→ EXERCISE GOAL
Using the abstract on glycolytic enzymes in glioblastoma, explain in one to three sentences how PKM2's move into the nucleus contributes to tumor growth.

─── TEXT BLOCK

Non Canonical Roles of the Metabolic Enzymes PKM2, ENO1 and GAPDH as Drivers that Facilitate the Adaptation of Glioblastoma Cells to Stress, Promoting Malignant Progression.

Glioblastoma Multiforme (GBM) is an aggressive, treatment-resistant brain tumor that uses metabolic plasticity to support its survival and progression. This paper explores how the glycolytic enzymes PKM2, ENO1 and GAPDH take on non canonical functions outside of its primary metabolic role in glycolysis in GBM cells. PKM2 enters the nucleus to activate transcription factors like HIF-1 alpha which drive the expression of genes involved in proliferation, angiogenesis and glucose metabolism. ENO1 promotes the activation of the P13K/ Akt pathway and supports immune evasion by suppressing MHC class 1 expression and supporting polarisation of M2-like macrophages. GAPDH, another glycolytic enzyme, also responds to stress by moving into the nucleus where it regulates the activity of a protein p53 and sometimes is involved in acetylation though interactions with p300 CBP which in turn influences both cell cycle arrest and apoptosis. Together these enzymes help the tumour adapt to stress in the harsh tumour microenvironment and maintain its aggressive behaviour. Their functions show how metabolism and gene regulation are interconnected in GBM and suggest that targeting these moonlighting roles may offer new therapeutic strategies that show promise.

──────
─── EXCERPTED RECORDS

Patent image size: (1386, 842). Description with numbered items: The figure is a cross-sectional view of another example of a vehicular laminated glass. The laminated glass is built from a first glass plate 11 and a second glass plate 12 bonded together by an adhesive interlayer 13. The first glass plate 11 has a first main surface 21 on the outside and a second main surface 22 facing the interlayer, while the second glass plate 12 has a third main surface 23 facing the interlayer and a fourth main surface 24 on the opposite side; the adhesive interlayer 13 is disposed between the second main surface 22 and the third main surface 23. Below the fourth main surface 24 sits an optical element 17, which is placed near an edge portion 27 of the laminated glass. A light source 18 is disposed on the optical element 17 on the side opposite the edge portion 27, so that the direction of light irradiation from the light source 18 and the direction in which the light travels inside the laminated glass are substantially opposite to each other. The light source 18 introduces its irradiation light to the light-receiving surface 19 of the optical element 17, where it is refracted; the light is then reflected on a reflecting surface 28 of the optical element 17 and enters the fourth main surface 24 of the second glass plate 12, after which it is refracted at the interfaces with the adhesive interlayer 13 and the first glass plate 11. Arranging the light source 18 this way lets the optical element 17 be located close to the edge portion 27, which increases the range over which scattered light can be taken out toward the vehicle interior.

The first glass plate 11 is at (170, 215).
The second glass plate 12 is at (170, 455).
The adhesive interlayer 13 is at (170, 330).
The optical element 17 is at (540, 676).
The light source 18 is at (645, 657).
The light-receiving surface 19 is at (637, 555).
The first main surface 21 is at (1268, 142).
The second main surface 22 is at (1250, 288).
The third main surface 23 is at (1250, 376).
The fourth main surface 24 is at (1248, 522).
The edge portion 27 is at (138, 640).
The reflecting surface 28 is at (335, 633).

──────

→ RESULT FOR THIS EXERCISE
In the nucleus, PKM2 activates transcription factors such as HIF-1 alpha. These factors drive the expression of genes involved in proliferation, angiogenesis and glucose metabolism.